■ Your goal:
Copy the data exactly; pictures stay out of the copy.

— start of Provided information —

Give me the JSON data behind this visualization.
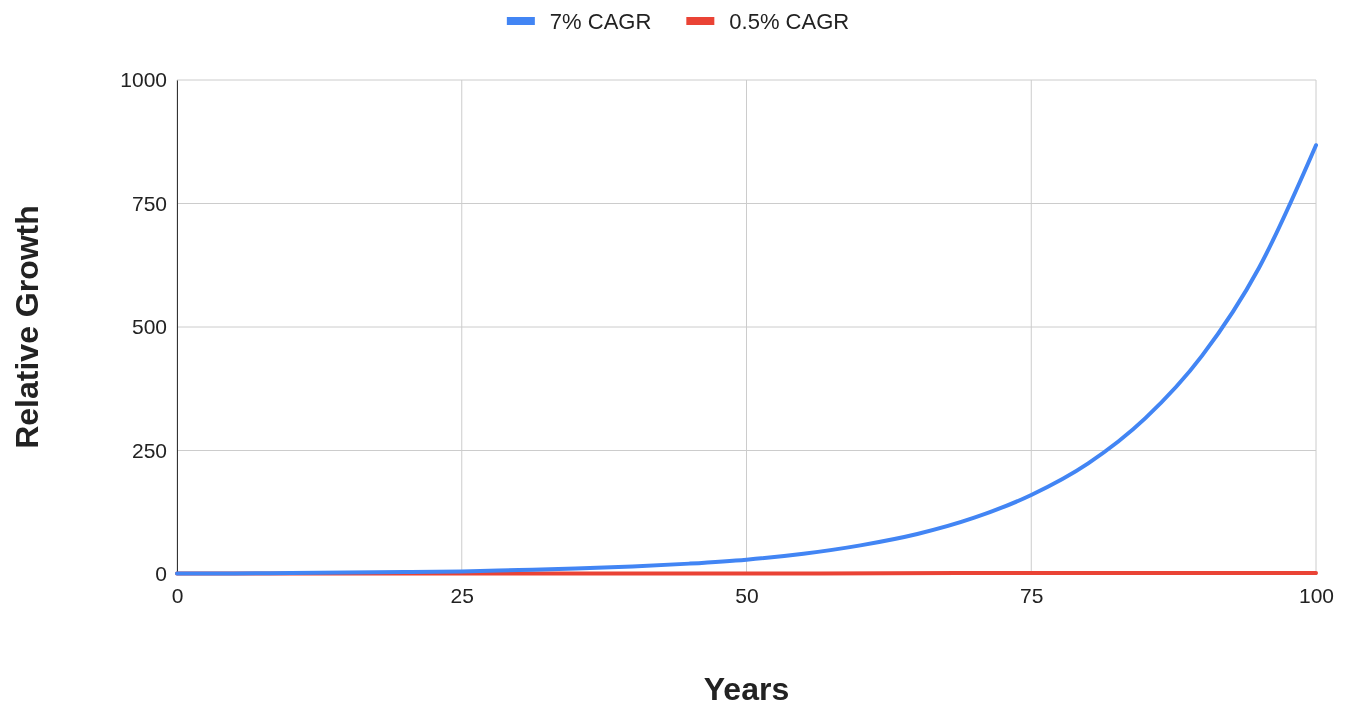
{
  "chart_data": {
    "type": "line",
    "xlabel": "Years",
    "ylabel": "Relative Growth",
    "xlim": [
      0,
      100
    ],
    "xticks": [
      0,
      25,
      50,
      75,
      100
    ],
    "ylim": [
      0,
      1000
    ],
    "yticks": [
      0,
      250,
      500,
      750,
      1000
    ],
    "grid": true,
    "legend": "top",
    "marker": "none",
    "line_style": "solid",
    "series": [
      {
        "name": "7% CAGR",
        "color": "#4285f4",
        "x": [
          0,
          5,
          10,
          15,
          20,
          25,
          30,
          35,
          40,
          45,
          50,
          55,
          60,
          65,
          70,
          75,
          80,
          85,
          90,
          95,
          100
        ],
        "values": [
          1,
          1,
          2,
          3,
          4,
          5,
          8,
          11,
          15,
          21,
          29,
          41,
          58,
          81,
          114,
          160,
          224,
          315,
          442,
          620,
          868
        ]
      },
      {
        "name": "0.5% CAGR",
        "color": "#ea4335",
        "x": [
          0,
          25,
          50,
          75,
          100
        ],
        "values": [
          1,
          1,
          1,
          2,
          2
        ]
      }
    ]
  }
}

— end of Provided information —

■ Result:
Give me the JSON data behind this visualization.
{
  "chart_data": {
    "type": "line",
    "xlabel": "Years",
    "ylabel": "Relative Growth",
    "xlim": [
      0,
      100
    ],
    "xticks": [
      0,
      25,
      50,
      75,
      100
    ],
    "ylim": [
      0,
      1000
    ],
    "yticks": [
      0,
      250,
      500,
      750,
      1000
    ],
    "grid": true,
    "legend": "top",
    "marker": "none",
    "line_style": "solid",
    "series": [
      {
        "name": "7% CAGR",
        "color": "#4285f4",
        "x": [
          0,
          5,
          10,
          15,
          20,
          25,
          30,
          35,
          40,
          45,
          50,
          55,
          60,
          65,
          70,
          75,
          80,
          85,
          90,
          95,
          100
        ],
        "values": [
          1,
          1,
          2,
          3,
          4,
          5,
          8,
          11,
          15,
          21,
          29,
          41,
          58,
          81,
          114,
          160,
          224,
          315,
          442,
          620,
          868
        ]
      },
      {
        "name": "0.5% CAGR",
        "color": "#ea4335",
        "x": [
          0,
          25,
          50,
          75,
          100
        ],
        "values": [
          1,
          1,
          1,
          2,
          2
        ]
      }
    ]
  }
}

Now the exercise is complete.